- **What is expected**
Print the entries that appear below, exactly as written and without their pictures.

[Dataset excerpt]
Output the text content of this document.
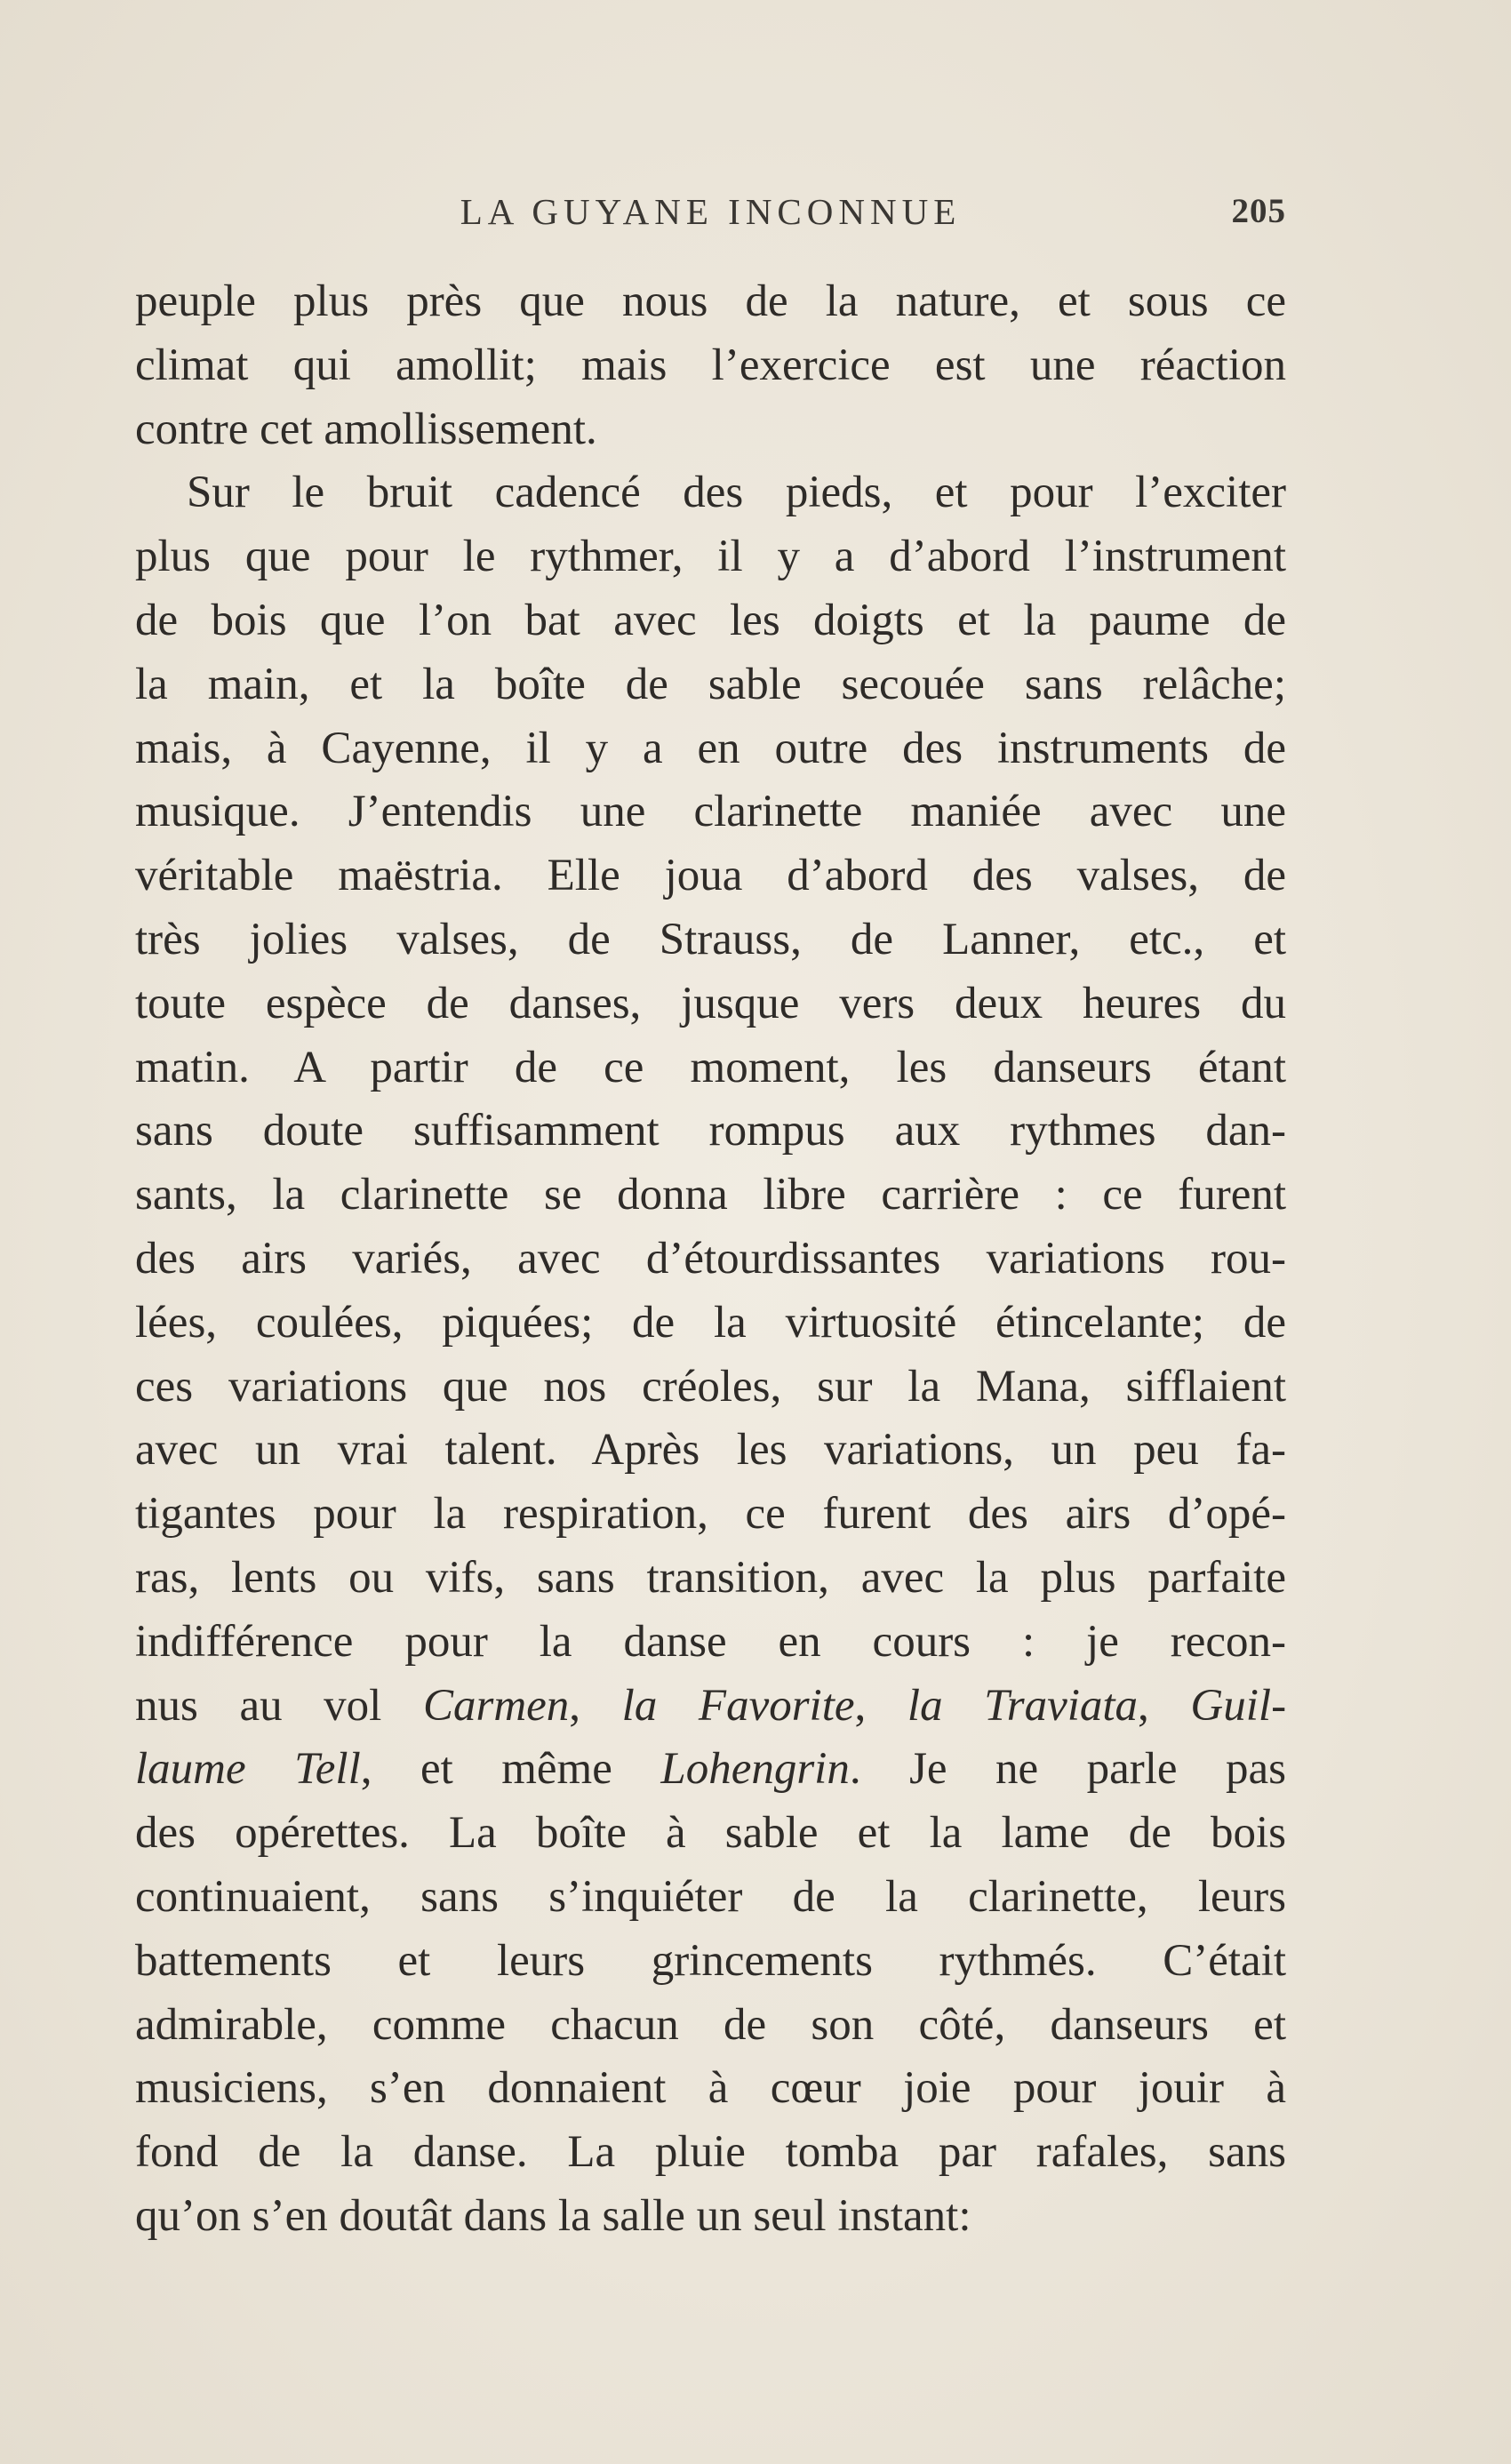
LA GUYANE INCONNUE	205
peuple plus près que nous de la nature, et sous ce
climat qui amollit; mais l’exercice est une réaction
contre cet amollissement.
Sur le bruit cadencé des pieds, et pour l’exciter
plus que pour le rythmer, il y a d’abord l’instrument
de bois que l’on bat avec les doigts et la paume de
la main, et la boîte de sable secouée sans relâche;
mais, à Cayenne, il y a en outre des instruments de
musique. J’entendis une clarinette maniée avec une
véritable maëstria. Elle joua d’abord des valses, de
très jolies valses, de Strauss, de Lanner, etc., et
toute espèce de danses, jusque vers deux heures du
matin. A partir de ce moment, les danseurs étant
sans doute suffisamment rompus aux rythmes dan-
sants, la clarinette se donna libre carrière : ce furent
des airs variés, avec d’étourdissantes variations rou-
lées, coulées, piquées; de la virtuosité étincelante; de
ces variations que nos créoles, sur la Mana, sifflaient
avec un vrai talent. Après les variations, un peu fa-
tigantes pour la respiration, ce furent des airs d’opé-
ras, lents ou vifs, sans transition, avec la plus parfaite
indifférence pour la danse en cours : je recon-
nus au vol Carmen, la Favorite, la Traviata, Guil-
laume Tell, et même Lohengrin. Je ne parle pas
des opérettes. La boîte à sable et la lame de bois
continuaient, sans s’inquiéter de la clarinette, leurs
battements et leurs grincements rythmés. C’était
admirable, comme chacun de son côté, danseurs et
musiciens, s’en donnaient à cœur joie pour jouir à
fond de la danse. La pluie tomba par rafales, sans
qu’on s’en doutât dans la salle un seul instant:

- **Finished exercise**
Output the text content of this document.
LA GUYANE INCONNUE	205
peuple plus près que nous de la nature, et sous ce
climat qui amollit; mais l’exercice est une réaction
contre cet amollissement.
Sur le bruit cadencé des pieds, et pour l’exciter
plus que pour le rythmer, il y a d’abord l’instrument
de bois que l’on bat avec les doigts et la paume de
la main, et la boîte de sable secouée sans relâche;
mais, à Cayenne, il y a en outre des instruments de
musique. J’entendis une clarinette maniée avec une
véritable maëstria. Elle joua d’abord des valses, de
très jolies valses, de Strauss, de Lanner, etc., et
toute espèce de danses, jusque vers deux heures du
matin. A partir de ce moment, les danseurs étant
sans doute suffisamment rompus aux rythmes dan-
sants, la clarinette se donna libre carrière : ce furent
des airs variés, avec d’étourdissantes variations rou-
lées, coulées, piquées; de la virtuosité étincelante; de
ces variations que nos créoles, sur la Mana, sifflaient
avec un vrai talent. Après les variations, un peu fa-
tigantes pour la respiration, ce furent des airs d’opé-
ras, lents ou vifs, sans transition, avec la plus parfaite
indifférence pour la danse en cours : je recon-
nus au vol Carmen, la Favorite, la Traviata, Guil-
laume Tell, et même Lohengrin. Je ne parle pas
des opérettes. La boîte à sable et la lame de bois
continuaient, sans s’inquiéter de la clarinette, leurs
battements et leurs grincements rythmés. C’était
admirable, comme chacun de son côté, danseurs et
musiciens, s’en donnaient à cœur joie pour jouir à
fond de la danse. La pluie tomba par rafales, sans
qu’on s’en doutât dans la salle un seul instant:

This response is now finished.